● Directions
Locate the lines where "ROAD" occurs and copy them as they stand.
##### Dataset extract
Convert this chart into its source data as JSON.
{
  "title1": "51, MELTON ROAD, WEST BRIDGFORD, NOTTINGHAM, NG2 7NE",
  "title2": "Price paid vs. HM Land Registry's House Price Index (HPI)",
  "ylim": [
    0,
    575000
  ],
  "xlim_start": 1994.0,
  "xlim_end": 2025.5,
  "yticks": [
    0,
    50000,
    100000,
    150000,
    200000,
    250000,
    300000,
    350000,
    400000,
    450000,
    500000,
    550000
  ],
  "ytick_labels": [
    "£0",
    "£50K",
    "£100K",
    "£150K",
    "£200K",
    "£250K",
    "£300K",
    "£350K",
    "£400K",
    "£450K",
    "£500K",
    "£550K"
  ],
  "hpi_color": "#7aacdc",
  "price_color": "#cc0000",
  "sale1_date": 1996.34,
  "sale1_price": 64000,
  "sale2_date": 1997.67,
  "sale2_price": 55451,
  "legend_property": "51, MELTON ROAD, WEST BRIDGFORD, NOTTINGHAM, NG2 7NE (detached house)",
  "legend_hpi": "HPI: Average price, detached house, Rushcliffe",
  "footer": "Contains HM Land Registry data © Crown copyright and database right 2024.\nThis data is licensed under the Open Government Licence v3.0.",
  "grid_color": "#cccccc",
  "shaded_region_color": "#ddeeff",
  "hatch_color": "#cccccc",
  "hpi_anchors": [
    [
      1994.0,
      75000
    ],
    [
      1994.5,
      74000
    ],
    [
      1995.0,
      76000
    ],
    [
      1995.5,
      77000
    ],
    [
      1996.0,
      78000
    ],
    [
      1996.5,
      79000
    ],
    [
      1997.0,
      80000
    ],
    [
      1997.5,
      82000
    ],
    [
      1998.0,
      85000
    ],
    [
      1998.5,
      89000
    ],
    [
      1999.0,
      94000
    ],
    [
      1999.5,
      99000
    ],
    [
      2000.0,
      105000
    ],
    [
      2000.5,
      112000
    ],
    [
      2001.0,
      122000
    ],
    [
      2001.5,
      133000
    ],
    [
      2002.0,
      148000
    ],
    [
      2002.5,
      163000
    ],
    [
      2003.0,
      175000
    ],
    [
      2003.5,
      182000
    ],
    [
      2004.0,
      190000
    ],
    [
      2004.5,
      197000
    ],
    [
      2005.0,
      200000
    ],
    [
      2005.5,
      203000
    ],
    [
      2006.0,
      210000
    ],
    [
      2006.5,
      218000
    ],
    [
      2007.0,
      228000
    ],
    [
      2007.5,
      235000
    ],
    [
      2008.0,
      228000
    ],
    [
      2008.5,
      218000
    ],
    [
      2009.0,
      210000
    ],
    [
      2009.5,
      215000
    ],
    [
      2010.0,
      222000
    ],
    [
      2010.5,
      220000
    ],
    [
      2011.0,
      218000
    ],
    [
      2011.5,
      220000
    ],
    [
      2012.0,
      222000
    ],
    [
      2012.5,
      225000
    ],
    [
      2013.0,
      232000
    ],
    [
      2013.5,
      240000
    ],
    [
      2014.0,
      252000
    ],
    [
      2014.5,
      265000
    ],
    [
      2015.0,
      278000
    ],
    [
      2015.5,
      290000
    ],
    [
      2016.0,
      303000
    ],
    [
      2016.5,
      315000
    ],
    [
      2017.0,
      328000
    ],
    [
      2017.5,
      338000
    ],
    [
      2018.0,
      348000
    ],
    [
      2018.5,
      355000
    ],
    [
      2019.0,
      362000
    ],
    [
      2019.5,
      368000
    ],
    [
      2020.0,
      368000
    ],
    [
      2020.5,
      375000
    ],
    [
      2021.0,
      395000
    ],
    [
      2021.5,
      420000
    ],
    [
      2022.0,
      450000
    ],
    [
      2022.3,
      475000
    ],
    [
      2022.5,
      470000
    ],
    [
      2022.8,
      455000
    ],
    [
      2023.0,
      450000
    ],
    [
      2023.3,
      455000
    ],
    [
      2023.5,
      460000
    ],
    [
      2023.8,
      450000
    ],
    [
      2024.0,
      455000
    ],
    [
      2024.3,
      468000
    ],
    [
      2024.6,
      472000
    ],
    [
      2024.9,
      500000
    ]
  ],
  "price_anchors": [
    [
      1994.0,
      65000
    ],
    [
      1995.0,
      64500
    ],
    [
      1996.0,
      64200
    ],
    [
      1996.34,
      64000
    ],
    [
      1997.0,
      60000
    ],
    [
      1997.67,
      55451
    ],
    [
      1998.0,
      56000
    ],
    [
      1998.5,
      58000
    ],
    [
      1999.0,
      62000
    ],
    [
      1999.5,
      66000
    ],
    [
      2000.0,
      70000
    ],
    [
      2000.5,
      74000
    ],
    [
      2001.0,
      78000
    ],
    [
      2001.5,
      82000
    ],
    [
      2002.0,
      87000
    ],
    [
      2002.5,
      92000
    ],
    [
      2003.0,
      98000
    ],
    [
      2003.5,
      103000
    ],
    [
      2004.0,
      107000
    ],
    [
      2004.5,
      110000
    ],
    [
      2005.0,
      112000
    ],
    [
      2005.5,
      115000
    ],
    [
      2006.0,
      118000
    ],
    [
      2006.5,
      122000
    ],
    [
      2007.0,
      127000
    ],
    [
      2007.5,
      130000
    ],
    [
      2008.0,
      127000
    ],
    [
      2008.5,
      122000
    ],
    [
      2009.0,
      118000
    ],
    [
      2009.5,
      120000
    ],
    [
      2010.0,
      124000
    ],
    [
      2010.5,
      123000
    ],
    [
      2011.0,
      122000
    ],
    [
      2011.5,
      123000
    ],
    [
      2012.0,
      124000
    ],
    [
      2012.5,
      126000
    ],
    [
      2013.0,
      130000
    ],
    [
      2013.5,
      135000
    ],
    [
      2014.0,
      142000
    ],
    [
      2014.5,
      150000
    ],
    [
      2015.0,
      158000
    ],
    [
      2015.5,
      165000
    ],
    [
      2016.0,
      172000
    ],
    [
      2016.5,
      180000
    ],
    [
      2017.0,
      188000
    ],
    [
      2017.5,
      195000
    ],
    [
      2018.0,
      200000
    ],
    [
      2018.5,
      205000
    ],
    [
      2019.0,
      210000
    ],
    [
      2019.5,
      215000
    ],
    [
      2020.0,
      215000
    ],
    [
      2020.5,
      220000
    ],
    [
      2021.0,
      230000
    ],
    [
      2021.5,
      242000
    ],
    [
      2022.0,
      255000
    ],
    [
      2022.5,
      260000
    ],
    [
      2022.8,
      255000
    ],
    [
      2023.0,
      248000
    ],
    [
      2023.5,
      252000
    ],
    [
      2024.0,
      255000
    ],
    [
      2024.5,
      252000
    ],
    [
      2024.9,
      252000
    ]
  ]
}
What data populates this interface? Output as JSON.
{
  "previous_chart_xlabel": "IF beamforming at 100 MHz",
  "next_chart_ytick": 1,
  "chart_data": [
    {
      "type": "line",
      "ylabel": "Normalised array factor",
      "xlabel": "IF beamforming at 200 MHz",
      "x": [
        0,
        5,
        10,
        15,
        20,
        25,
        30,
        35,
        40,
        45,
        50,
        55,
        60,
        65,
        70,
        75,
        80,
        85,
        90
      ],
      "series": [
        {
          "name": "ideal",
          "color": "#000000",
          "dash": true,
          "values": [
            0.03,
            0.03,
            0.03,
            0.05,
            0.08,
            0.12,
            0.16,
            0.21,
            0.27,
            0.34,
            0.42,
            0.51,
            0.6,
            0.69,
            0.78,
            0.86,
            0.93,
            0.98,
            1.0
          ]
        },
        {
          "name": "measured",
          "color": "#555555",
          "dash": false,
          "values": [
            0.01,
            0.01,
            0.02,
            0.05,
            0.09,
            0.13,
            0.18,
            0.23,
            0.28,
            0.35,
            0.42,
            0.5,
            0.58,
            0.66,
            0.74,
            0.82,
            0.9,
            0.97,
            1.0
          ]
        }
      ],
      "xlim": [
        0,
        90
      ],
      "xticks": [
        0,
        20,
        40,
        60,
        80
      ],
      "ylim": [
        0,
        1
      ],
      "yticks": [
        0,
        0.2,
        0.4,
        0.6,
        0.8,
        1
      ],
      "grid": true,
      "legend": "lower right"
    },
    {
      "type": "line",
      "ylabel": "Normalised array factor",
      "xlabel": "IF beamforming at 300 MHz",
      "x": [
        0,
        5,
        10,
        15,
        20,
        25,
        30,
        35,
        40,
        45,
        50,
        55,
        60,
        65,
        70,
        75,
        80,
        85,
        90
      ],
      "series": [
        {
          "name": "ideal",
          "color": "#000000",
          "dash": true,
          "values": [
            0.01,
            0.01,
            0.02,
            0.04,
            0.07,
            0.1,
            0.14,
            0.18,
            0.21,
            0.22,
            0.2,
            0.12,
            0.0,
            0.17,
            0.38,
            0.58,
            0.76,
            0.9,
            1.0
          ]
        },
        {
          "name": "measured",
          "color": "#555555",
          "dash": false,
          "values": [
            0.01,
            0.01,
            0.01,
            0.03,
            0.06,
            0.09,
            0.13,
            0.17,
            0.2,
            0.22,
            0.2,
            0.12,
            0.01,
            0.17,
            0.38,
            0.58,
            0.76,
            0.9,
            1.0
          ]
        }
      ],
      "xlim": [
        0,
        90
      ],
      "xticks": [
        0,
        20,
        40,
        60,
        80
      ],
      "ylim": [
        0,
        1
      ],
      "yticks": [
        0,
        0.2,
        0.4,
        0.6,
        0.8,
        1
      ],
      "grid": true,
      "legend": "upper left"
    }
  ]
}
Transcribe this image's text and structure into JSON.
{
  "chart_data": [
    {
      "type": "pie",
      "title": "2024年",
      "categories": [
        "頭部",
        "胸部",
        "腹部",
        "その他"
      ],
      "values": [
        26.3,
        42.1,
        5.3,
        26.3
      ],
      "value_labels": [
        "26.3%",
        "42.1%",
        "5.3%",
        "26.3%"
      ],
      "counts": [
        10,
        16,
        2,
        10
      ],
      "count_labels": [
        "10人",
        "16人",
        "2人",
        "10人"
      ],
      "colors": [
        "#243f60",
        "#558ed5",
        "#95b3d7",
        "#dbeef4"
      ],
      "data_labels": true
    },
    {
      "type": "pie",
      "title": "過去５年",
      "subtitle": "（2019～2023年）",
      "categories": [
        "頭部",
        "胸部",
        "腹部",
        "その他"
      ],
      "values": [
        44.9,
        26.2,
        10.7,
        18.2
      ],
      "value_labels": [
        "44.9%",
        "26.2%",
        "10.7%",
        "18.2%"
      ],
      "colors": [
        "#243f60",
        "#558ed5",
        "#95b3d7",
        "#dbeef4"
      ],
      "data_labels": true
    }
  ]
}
##########
● Right answer
  "title1": "51, MELTON ROAD, WEST BRIDGFORD, NOTTINGHAM, NG2 7NE",
  "legend_property": "51, MELTON ROAD, WEST BRIDGFORD, NOTTINGHAM, NG2 7NE (detached house)",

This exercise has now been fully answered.